Excerpts from a dataset:
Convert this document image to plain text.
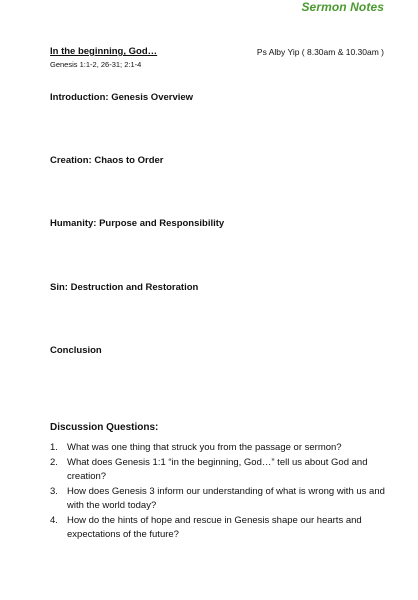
Sermon Notes
In the beginning, God…	Ps Alby Yip ( 8.30am & 10.30am )
Genesis 1:1-2, 26-31; 2:1-4
Introduction: Genesis Overview
Creation: Chaos to Order
Humanity: Purpose and Responsibility
Sin: Destruction and Restoration
Conclusion
Discussion Questions:
1. What was one thing that struck you from the passage or sermon?
2. What does Genesis 1:1 “in the beginning, God…” tell us about God and creation?
3. How does Genesis 3 inform our understanding of what is wrong with us and with the world today?
4. How do the hints of hope and rescue in Genesis shape our hearts and expectations of the future?
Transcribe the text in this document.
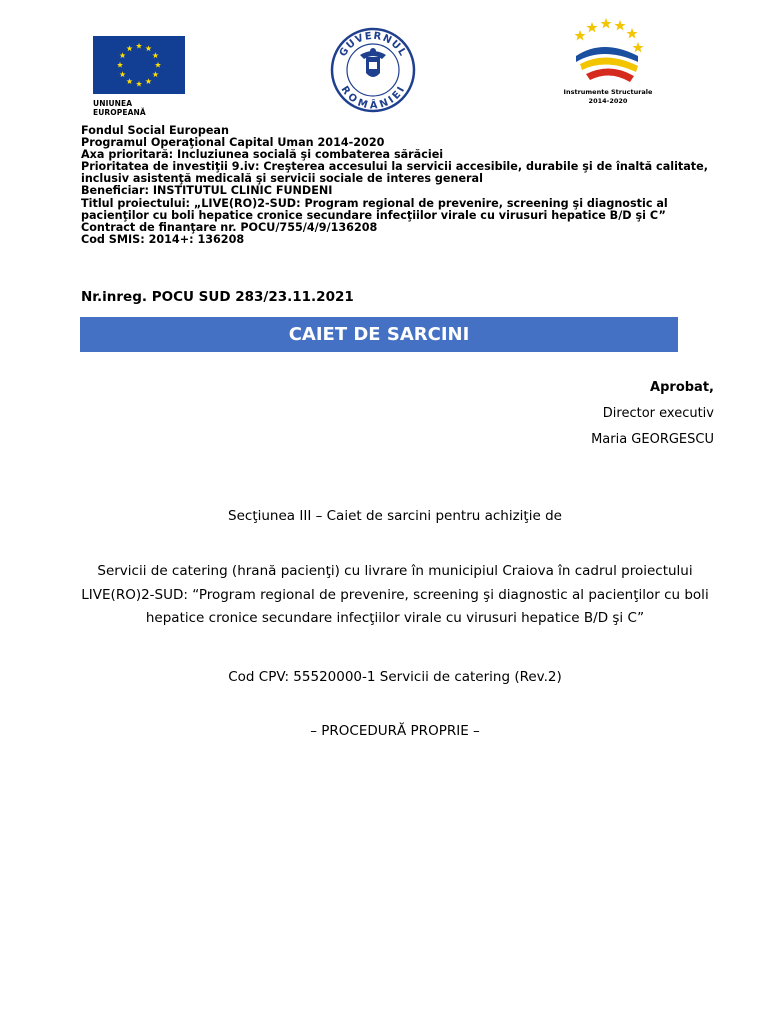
UNIUNEA EUROPEANĂ
GUVERNUL
ROMÂNIEI	Instrumente Structurale
2014-2020
Fondul Social European
Programul Operaţional Capital Uman 2014-2020
Axa prioritară: Incluziunea socială şi combaterea sărăciei
Prioritatea de investiţii 9.iv: Creşterea accesului la servicii accesibile, durabile şi de înaltă calitate, inclusiv asistenţă medicală şi servicii sociale de interes general
Beneficiar: INSTITUTUL CLINIC FUNDENI
Titlul proiectului: „LIVE(RO)2-SUD: Program regional de prevenire, screening şi diagnostic al pacienţilor cu boli hepatice cronice secundare infecţiilor virale cu virusuri hepatice B/D şi C”
Contract de finanţare nr. POCU/755/4/9/136208
Cod SMIS: 2014+: 136208
Nr.inreg. POCU SUD 283/23.11.2021
CAIET DE SARCINI
Aprobat,
Director executiv
Maria GEORGESCU
Secţiunea III – Caiet de sarcini pentru achiziţie de
Servicii de catering (hrană pacienţi) cu livrare în municipiul Craiova în cadrul proiectului LIVE(RO)2-SUD: “Program regional de prevenire, screening şi diagnostic al pacienţilor cu boli hepatice cronice secundare infecţiilor virale cu virusuri hepatice B/D şi C”
Cod CPV: 55520000-1 Servicii de catering (Rev.2)
– PROCEDURĂ PROPRIE –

■ Activity
Would you give the entries above again verbatim, omitting the images they contain?

■ Answer space
Convert this document image to plain text.
Sermon Notes
In the beginning, God…	Ps Alby Yip ( 8.30am & 10.30am )
Genesis 1:1-2, 26-31; 2:1-4
Introduction: Genesis Overview
Creation: Chaos to Order
Humanity: Purpose and Responsibility
Sin: Destruction and Restoration
Conclusion
Discussion Questions:
1. What was one thing that struck you from the passage or sermon?
2. What does Genesis 1:1 “in the beginning, God…” tell us about God and creation?
3. How does Genesis 3 inform our understanding of what is wrong with us and with the world today?
4. How do the hints of hope and rescue in Genesis shape our hearts and expectations of the future?
Transcribe the text in this document.
UNIUNEA EUROPEANĂ
GUVERNUL
ROMÂNIEI	Instrumente Structurale
2014-2020
Fondul Social European
Programul Operaţional Capital Uman 2014-2020
Axa prioritară: Incluziunea socială şi combaterea sărăciei
Prioritatea de investiţii 9.iv: Creşterea accesului la servicii accesibile, durabile şi de înaltă calitate, inclusiv asistenţă medicală şi servicii sociale de interes general
Beneficiar: INSTITUTUL CLINIC FUNDENI
Titlul proiectului: „LIVE(RO)2-SUD: Program regional de prevenire, screening şi diagnostic al pacienţilor cu boli hepatice cronice secundare infecţiilor virale cu virusuri hepatice B/D şi C”
Contract de finanţare nr. POCU/755/4/9/136208
Cod SMIS: 2014+: 136208
Nr.inreg. POCU SUD 283/23.11.2021
CAIET DE SARCINI
Aprobat,
Director executiv
Maria GEORGESCU
Secţiunea III – Caiet de sarcini pentru achiziţie de
Servicii de catering (hrană pacienţi) cu livrare în municipiul Craiova în cadrul proiectului LIVE(RO)2-SUD: “Program regional de prevenire, screening şi diagnostic al pacienţilor cu boli hepatice cronice secundare infecţiilor virale cu virusuri hepatice B/D şi C”
Cod CPV: 55520000-1 Servicii de catering (Rev.2)
– PROCEDURĂ PROPRIE –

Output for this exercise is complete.